Tally the lines holding the word "this" and state the count by itself.
* * * * * * * * *
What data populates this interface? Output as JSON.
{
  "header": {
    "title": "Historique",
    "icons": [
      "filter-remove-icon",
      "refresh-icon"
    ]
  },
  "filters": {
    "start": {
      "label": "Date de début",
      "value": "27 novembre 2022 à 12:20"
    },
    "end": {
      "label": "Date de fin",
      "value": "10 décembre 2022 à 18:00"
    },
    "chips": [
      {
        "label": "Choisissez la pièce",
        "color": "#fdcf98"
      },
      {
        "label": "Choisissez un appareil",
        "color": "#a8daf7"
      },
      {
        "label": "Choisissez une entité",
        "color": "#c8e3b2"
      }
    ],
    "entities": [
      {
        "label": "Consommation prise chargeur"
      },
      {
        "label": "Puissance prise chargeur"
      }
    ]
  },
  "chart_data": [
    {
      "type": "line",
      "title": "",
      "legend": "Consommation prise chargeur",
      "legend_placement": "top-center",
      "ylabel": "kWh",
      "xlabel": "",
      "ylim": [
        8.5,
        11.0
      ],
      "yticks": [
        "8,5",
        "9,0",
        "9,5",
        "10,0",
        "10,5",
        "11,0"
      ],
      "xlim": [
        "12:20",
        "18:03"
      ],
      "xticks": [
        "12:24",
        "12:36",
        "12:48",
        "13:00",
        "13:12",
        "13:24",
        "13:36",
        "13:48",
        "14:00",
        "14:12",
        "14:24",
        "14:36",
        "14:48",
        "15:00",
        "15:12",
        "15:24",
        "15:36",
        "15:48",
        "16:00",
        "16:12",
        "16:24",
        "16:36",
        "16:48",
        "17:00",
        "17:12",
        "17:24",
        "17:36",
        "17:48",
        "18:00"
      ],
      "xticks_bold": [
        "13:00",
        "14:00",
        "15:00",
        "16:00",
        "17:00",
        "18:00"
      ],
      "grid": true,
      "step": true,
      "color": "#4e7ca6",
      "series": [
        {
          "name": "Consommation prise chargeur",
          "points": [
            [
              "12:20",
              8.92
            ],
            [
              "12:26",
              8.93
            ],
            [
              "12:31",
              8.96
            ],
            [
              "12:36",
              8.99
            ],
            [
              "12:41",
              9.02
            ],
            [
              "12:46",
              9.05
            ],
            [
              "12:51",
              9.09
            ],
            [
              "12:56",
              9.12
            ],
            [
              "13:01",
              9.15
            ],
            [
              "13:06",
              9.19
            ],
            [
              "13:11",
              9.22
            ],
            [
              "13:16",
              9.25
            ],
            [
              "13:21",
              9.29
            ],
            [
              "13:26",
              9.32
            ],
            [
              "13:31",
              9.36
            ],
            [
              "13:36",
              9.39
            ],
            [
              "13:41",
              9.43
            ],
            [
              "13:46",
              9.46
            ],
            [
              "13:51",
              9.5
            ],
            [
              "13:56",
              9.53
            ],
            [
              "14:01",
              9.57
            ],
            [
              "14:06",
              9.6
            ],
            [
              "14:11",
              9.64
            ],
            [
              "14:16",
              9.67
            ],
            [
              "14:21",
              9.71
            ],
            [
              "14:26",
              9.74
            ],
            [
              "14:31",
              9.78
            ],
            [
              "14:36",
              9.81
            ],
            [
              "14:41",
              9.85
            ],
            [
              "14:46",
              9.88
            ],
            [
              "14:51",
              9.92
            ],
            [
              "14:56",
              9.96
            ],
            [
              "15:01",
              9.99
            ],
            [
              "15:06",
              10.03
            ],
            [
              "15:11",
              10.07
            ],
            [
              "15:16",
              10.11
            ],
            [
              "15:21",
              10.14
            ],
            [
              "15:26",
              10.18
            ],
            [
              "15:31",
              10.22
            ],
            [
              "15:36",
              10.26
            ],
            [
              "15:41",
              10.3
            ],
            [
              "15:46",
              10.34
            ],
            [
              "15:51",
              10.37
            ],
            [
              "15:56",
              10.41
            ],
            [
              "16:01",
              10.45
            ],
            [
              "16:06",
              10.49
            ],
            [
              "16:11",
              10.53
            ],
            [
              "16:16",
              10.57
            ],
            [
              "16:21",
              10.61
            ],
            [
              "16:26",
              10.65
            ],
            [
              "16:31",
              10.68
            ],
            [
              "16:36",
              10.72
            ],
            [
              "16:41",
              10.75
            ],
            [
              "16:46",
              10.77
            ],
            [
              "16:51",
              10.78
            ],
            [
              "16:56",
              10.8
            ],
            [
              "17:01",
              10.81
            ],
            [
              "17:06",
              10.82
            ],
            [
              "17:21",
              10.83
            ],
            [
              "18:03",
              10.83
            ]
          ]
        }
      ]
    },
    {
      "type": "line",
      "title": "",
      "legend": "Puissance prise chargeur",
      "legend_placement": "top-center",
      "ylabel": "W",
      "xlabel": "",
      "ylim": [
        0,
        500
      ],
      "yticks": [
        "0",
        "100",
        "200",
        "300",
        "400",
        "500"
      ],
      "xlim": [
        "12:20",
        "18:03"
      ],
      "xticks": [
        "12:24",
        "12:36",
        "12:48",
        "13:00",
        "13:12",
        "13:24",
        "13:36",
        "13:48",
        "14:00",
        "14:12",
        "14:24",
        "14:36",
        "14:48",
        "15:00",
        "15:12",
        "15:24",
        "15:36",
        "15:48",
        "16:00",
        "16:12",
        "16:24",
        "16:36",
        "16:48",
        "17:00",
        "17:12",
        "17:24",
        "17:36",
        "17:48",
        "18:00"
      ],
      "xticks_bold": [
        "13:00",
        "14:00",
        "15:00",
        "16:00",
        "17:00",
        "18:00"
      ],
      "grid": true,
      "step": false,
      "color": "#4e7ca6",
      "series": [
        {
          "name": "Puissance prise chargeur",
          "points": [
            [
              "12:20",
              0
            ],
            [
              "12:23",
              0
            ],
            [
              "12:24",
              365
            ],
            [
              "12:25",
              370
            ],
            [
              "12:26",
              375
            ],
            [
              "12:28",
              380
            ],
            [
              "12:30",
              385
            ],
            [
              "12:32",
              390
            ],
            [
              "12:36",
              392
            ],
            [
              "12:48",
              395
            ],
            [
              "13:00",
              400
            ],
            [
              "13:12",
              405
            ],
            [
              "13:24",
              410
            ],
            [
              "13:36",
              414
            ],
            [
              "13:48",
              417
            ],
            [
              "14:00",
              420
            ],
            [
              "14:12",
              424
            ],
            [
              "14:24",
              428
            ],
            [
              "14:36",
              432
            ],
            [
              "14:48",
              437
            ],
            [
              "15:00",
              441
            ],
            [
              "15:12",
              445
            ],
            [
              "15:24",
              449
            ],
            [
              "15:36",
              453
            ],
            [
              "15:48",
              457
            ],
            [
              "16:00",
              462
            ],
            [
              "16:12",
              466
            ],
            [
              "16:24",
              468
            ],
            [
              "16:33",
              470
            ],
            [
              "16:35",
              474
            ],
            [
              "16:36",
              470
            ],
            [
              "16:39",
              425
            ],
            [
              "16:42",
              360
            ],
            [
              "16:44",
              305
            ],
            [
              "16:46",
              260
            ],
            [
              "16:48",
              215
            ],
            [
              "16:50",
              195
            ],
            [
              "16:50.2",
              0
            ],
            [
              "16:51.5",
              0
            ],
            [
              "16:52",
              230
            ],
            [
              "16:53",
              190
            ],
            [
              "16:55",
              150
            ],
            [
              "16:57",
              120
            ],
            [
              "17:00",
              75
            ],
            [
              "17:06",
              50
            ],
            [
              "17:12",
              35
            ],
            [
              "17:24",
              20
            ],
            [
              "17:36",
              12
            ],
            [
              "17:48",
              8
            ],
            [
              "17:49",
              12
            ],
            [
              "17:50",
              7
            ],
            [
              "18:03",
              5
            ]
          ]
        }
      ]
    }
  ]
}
* * * * * * * * *
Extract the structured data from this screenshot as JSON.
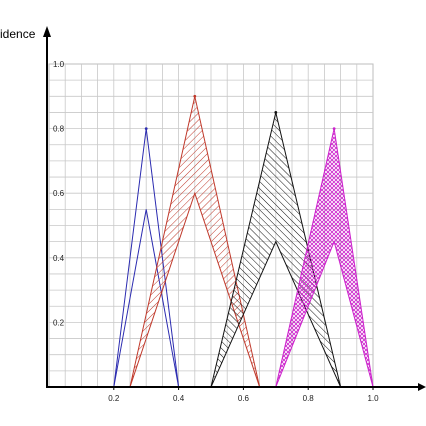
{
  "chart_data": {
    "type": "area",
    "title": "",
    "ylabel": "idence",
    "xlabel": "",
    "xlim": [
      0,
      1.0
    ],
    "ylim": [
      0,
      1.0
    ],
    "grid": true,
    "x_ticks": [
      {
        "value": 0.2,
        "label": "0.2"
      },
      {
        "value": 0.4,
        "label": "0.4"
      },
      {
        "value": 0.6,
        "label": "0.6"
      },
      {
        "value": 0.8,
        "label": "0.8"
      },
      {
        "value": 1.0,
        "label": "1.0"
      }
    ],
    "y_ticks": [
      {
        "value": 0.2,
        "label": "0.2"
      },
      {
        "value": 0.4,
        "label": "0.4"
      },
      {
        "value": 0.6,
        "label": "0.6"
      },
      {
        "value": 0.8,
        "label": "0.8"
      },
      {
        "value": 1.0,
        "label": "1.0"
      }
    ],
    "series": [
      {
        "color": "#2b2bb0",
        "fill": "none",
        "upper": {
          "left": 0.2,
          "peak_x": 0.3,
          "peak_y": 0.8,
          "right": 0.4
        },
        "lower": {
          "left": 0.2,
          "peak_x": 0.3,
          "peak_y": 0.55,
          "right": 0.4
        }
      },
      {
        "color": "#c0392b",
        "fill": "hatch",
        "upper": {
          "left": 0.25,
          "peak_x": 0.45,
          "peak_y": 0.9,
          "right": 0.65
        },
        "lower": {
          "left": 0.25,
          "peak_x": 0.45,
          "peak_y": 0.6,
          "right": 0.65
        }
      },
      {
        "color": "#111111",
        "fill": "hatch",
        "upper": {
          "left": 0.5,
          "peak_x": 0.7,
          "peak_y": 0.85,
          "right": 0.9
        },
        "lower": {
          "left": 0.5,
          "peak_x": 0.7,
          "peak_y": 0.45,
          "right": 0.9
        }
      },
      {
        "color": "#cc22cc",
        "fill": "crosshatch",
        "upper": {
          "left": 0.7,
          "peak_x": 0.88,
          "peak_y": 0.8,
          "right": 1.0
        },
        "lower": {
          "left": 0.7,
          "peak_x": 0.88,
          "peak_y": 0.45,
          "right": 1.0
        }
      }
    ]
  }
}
* * * * * * * * *
ANSWER: 2